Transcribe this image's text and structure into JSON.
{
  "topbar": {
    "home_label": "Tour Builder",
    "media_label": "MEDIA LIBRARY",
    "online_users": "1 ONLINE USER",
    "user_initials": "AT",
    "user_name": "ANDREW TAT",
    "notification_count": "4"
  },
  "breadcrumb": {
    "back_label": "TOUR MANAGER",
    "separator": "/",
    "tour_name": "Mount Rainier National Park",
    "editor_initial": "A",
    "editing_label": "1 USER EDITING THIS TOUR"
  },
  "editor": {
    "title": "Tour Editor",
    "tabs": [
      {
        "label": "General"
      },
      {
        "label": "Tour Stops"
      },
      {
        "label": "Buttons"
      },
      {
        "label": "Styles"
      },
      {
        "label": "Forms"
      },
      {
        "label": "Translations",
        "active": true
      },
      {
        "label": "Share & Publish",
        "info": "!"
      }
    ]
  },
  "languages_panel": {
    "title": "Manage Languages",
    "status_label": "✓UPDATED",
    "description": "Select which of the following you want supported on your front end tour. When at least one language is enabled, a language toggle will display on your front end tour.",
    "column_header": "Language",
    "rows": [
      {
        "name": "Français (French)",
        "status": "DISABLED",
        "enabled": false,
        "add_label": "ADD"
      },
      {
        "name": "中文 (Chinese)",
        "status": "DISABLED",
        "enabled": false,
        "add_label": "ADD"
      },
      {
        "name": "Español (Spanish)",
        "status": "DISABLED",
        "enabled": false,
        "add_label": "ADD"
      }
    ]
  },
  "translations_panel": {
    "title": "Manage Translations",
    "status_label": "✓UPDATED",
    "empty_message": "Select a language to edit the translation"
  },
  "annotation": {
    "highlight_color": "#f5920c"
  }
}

→ **Requirement**
The records above should be duplicated in full, exactly as given.

→ **Solution below**
Transcribe this image's text and structure into JSON.
{
  "topbar": {
    "home_label": "Tour Builder",
    "media_label": "MEDIA LIBRARY",
    "online_users": "1 ONLINE USER",
    "user_initials": "AT",
    "user_name": "ANDREW TAT",
    "notification_count": "4"
  },
  "breadcrumb": {
    "back_label": "TOUR MANAGER",
    "separator": "/",
    "tour_name": "Mount Rainier National Park",
    "editor_initial": "A",
    "editing_label": "1 USER EDITING THIS TOUR"
  },
  "editor": {
    "title": "Tour Editor",
    "tabs": [
      {
        "label": "General"
      },
      {
        "label": "Tour Stops"
      },
      {
        "label": "Buttons"
      },
      {
        "label": "Styles"
      },
      {
        "label": "Forms"
      },
      {
        "label": "Translations",
        "active": true
      },
      {
        "label": "Share & Publish",
        "info": "!"
      }
    ]
  },
  "languages_panel": {
    "title": "Manage Languages",
    "status_label": "✓UPDATED",
    "description": "Select which of the following you want supported on your front end tour. When at least one language is enabled, a language toggle will display on your front end tour.",
    "column_header": "Language",
    "rows": [
      {
        "name": "Français (French)",
        "status": "DISABLED",
        "enabled": false,
        "add_label": "ADD"
      },
      {
        "name": "中文 (Chinese)",
        "status": "DISABLED",
        "enabled": false,
        "add_label": "ADD"
      },
      {
        "name": "Español (Spanish)",
        "status": "DISABLED",
        "enabled": false,
        "add_label": "ADD"
      }
    ]
  },
  "translations_panel": {
    "title": "Manage Translations",
    "status_label": "✓UPDATED",
    "empty_message": "Select a language to edit the translation"
  },
  "annotation": {
    "highlight_color": "#f5920c"
  }
}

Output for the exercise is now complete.